— Start Text excerpt —
2010 NFL Free Agency: New York Jets Would Run Over the AFC with L.T.

Michael PintoSenior Writer IMarch 12, 2010

SAN DIEGO - JANUARY 17:  Running back LaDainian Tomlinson #21 of the San Diego Chargers runs with the ball against the New York Jets during the AFC Divisional Playoff Game at Qualcomm Stadium on January 17, 2010 in San Diego, California.  (Photo by Donald Miralle/Getty Images)
Donald Miralle/Getty Images

LaDainian Tomlinson left Minnesota on Thursday without a deal in place. His next stop was New York City and a meeting with the Jets brass.

L.T. is looking for the right fit—a place he'll be able to compete for a championship while playing a major role in the running game. That may yet draw him back to Minnesota and a contract to play alongside Adrian Peterson and Brett Farve.

But whether or not the Vikings 40-year-old quarterback returns next season remains to be seen. Farve is wavering on the same retirement fence it seems he's been teetering over since the turn of the millennium.

Without Farve, the Vikings aren't contenders. That's probably the main reason Tomlinson left the team without a contract in hand. Why should he commit to a franchise that doesn't have that same commitment from its starting quarterback?

In New York, the situation isn't muddled. The offensive line that set up the NFL's top rushing attack remains intact. Mark Sanchez will only continue to develop in his second season. As will Shonn Greene.
— End Text excerpt —
**Task instructions:**
• 1. In the article on LaDainian Tomlinson's free agency, where did Tomlinson head after leaving Minnesota without a deal?
• 2. Condense the paragraph beginning "In New York, the situation isn't muddled" from the Tomlinson free agency article into a short bulleted list that keeps its main facts.
• 3. Extend the article on LaDainian Tomlinson's free agency with a few more paragraphs, picking up right after its final sentence.
— Start Data lines —
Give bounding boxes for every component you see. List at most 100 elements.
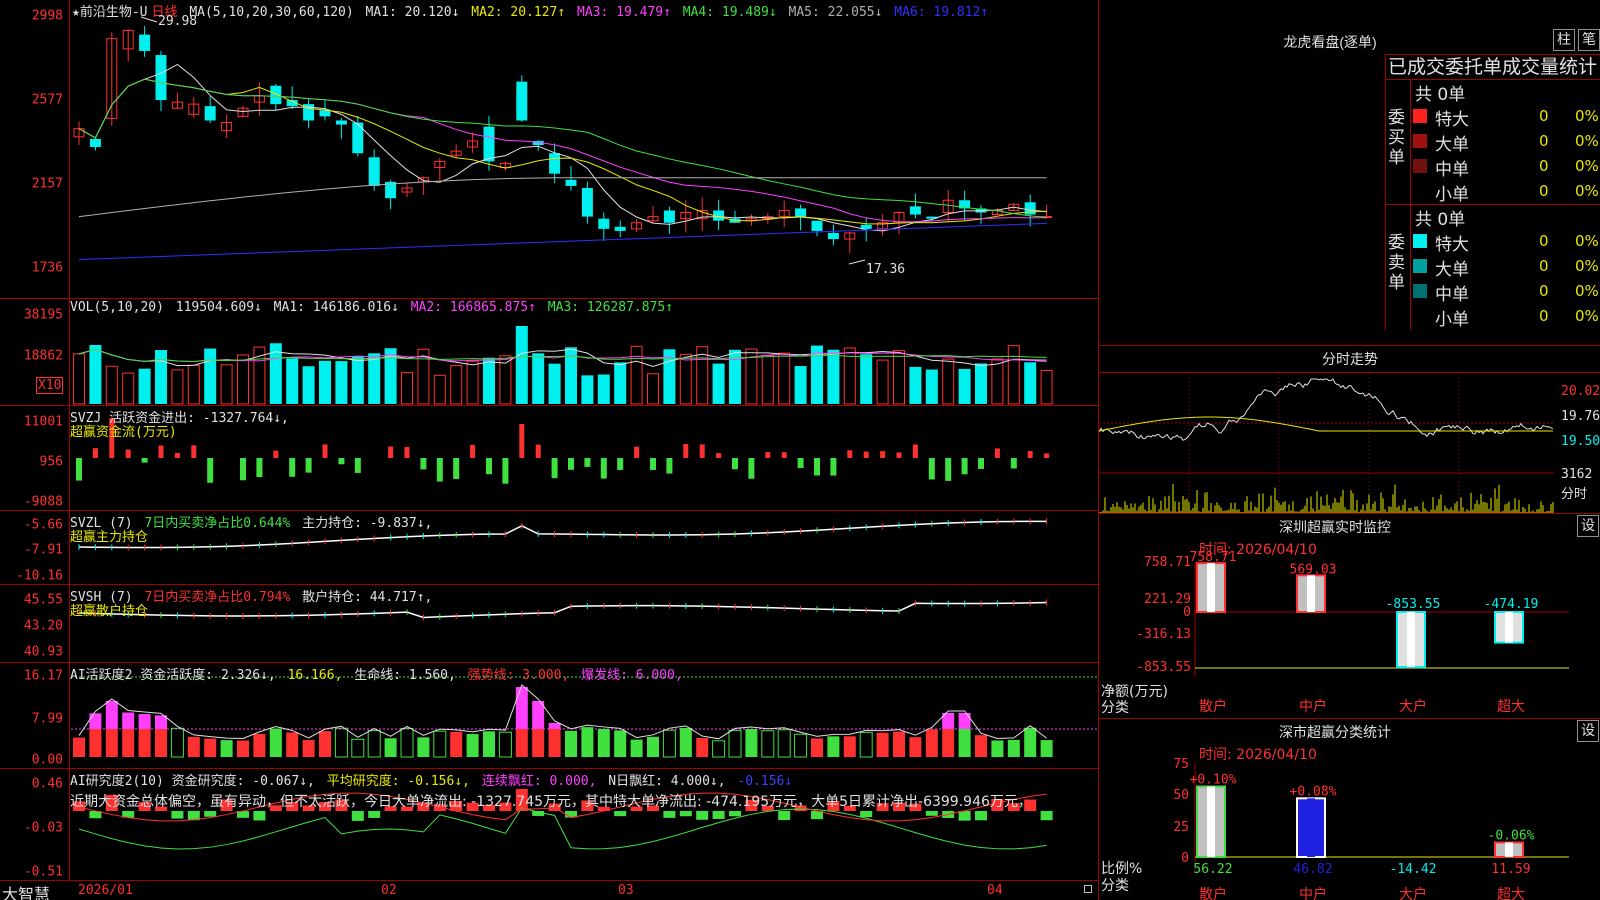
— End Data lines —
**Responses per task:**
• 1. New York City, for a meeting with the Jets brass.

• 2.
- New York's situation is clear.
- The offensive line behind the NFL's top rushing attack is still intact.
- Mark Sanchez will keep developing in his second season, and so will Shonn Greene.

• 3.
It's no secret the Jets are looking for someone to fill the void created by the release of Thomas Jones. Leon Washington is coming off a broken leg, and as a restricted free agent, may not return to New York next season; he's currently in talks with 49ers.

That leaves plenty of snaps for Tomlinson to shine as a third-down back behind Greene.

He would thrive in a situation like that.

At 31-years-old, L.T. isn't the same back who had 28 rushing touchdowns in 2006, but there's no denying he can still play.

Last season he rushed for a career-low 730 yards on only 3.3 yards per carry, but still managed 12 touchdowns. Tomlinson was also hampered by injuries for much of the year.

He is supposedly healthy now. If the Jets are able to convince him to join the show in New York, they'd shore up an impressive rushing attack.

With Greene taking the majority of the snaps and hits on his 23-year-old frame, Tomlinson would be free to enjoy limited snaps in key situations. He'll take the passing downs, and compete for short-yardage and goal line touches.

The Jets offensive line can open holes the size of craters, and the team is committed to the running game as much as any team in the league. New York rushed a league-leading 607 times last season—82 times more than the next team on the list.

L.T. would get carries. That's not the issue.

All he needs to accept is that Grenne's the starter, but that plays to his benefit anyway. At this point in his career, at his age, he doesn't need the bumps and bruises that come with being an every-down back.

The Jets aren't going to break the bank to convince him to join, but they'll make a reasonable offer and draw the line there. The decision then falls on Tomlinson. In New York, he'd take plenty of glory and half the pain. The Jets would be even more formidable on the ground than they were a year ago.

The question is, does L.T. want to be part of the best rushing attack in the NFL?

He should.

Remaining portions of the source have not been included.